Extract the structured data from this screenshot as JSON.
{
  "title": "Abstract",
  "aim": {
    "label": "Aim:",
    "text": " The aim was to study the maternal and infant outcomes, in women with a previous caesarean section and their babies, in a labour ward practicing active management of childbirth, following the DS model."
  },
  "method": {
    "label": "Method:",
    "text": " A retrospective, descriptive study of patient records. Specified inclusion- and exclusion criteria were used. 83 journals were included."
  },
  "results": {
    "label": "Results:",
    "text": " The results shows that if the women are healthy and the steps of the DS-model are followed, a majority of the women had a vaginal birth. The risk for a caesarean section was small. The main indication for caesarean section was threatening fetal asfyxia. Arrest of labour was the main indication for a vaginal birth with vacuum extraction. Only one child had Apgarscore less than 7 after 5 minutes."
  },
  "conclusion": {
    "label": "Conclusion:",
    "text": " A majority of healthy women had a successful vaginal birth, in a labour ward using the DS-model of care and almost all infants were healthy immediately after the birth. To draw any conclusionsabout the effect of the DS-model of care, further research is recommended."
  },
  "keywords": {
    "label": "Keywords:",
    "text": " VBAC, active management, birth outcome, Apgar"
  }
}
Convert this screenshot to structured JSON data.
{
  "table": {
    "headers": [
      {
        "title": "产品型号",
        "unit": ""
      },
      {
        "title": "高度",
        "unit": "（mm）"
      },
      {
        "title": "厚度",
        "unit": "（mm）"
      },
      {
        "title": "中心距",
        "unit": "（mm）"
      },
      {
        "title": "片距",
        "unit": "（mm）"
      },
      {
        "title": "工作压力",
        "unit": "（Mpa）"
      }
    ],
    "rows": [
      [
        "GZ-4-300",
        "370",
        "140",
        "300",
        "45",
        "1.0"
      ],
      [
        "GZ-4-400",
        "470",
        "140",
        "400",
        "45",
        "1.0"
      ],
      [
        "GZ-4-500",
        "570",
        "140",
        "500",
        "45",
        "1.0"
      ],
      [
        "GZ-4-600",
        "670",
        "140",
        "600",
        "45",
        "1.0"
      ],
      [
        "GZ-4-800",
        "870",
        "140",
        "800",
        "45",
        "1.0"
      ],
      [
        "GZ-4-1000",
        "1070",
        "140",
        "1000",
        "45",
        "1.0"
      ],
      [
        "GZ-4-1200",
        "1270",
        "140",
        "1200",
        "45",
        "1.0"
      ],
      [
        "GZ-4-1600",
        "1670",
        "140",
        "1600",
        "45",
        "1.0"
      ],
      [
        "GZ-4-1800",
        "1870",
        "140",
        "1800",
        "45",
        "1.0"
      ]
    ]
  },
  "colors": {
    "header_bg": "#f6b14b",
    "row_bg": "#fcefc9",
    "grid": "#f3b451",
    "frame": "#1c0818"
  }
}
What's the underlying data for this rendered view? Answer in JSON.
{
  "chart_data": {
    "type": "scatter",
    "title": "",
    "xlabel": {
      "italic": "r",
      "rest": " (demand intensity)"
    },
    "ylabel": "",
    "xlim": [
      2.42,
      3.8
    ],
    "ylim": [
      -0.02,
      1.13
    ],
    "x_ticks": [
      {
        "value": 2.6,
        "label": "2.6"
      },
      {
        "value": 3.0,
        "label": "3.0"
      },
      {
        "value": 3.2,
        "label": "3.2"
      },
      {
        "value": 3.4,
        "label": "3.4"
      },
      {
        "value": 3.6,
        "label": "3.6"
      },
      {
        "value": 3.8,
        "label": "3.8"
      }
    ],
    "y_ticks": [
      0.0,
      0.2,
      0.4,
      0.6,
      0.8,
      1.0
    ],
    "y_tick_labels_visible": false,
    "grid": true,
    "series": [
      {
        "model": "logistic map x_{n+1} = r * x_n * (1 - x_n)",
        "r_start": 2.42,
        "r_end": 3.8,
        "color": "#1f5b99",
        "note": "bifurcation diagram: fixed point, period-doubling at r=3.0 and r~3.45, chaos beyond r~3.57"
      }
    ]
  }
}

****************************************

Short problem = Say how many lines include the word "screenshot"; reply with the number alone.

Task answer = 2